→ **Task statement**:
Copy the listing below verbatim, from its first line through the line containing "sample-point [397, 1076, 400, 1079]", including both of those lines.

→ **Materials provided**:
━━━━━━━━━━━━━━━━━━━━━━━━━━━━━━

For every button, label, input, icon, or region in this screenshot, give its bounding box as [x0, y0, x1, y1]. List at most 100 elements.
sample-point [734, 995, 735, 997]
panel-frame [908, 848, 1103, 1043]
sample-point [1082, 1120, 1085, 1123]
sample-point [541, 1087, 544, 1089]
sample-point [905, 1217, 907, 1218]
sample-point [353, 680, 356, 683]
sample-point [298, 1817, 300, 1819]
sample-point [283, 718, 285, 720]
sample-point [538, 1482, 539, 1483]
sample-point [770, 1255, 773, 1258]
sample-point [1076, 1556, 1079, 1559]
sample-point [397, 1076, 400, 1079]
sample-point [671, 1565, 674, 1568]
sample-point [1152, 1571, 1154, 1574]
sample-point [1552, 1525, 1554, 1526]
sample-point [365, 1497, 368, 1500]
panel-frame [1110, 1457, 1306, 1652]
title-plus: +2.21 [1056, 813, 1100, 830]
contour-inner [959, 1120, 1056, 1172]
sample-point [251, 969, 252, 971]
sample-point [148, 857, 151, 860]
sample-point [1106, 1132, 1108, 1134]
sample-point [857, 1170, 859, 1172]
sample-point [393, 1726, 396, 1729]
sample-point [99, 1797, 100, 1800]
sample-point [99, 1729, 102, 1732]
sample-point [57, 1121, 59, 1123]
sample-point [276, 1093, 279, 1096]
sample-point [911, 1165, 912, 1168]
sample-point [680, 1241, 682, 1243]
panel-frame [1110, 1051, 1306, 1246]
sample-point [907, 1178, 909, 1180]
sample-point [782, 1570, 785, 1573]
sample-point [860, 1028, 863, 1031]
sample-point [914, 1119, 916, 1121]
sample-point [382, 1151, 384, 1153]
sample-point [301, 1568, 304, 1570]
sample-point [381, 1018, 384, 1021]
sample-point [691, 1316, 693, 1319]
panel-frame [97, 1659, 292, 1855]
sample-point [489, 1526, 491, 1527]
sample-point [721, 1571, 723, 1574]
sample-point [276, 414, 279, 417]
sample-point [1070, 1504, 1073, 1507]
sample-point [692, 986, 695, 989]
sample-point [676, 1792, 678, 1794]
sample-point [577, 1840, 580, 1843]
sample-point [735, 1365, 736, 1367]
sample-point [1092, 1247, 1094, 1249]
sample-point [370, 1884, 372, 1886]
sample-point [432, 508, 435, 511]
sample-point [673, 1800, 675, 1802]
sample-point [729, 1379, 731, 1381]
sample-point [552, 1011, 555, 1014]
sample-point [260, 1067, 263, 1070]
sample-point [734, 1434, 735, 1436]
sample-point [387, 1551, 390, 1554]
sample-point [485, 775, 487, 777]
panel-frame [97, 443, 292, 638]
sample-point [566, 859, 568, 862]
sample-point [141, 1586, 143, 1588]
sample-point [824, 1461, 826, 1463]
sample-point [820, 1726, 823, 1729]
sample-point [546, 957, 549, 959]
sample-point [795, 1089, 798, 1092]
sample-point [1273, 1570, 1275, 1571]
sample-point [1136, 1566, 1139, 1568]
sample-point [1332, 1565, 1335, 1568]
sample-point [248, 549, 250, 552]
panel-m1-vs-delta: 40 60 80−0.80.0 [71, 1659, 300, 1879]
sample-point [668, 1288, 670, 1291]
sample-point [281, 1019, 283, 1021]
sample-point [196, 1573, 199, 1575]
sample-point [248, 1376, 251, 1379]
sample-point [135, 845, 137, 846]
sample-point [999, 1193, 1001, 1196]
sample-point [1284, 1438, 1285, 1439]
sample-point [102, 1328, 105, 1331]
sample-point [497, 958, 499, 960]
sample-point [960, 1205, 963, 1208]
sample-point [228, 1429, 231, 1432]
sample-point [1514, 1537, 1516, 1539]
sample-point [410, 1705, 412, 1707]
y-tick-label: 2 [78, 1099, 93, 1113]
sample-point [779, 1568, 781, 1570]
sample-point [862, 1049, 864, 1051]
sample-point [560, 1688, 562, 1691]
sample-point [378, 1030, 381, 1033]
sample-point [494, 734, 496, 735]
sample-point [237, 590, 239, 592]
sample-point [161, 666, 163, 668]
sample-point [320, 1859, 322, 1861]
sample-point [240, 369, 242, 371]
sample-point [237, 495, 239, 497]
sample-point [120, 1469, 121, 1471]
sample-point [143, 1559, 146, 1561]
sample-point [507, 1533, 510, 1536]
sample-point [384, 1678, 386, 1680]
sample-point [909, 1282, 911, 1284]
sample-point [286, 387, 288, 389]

━━━━━━━━━━━━━━━━━━━━━━━━━━━━━━

→ **Worked answer**:
For every button, label, input, icon, or region in this screenshot, give its bounding box as [x0, y0, x1, y1]. List at most 100 elements.
sample-point [734, 995, 735, 997]
panel-frame [908, 848, 1103, 1043]
sample-point [1082, 1120, 1085, 1123]
sample-point [541, 1087, 544, 1089]
sample-point [905, 1217, 907, 1218]
sample-point [353, 680, 356, 683]
sample-point [298, 1817, 300, 1819]
sample-point [283, 718, 285, 720]
sample-point [538, 1482, 539, 1483]
sample-point [770, 1255, 773, 1258]
sample-point [1076, 1556, 1079, 1559]
sample-point [397, 1076, 400, 1079]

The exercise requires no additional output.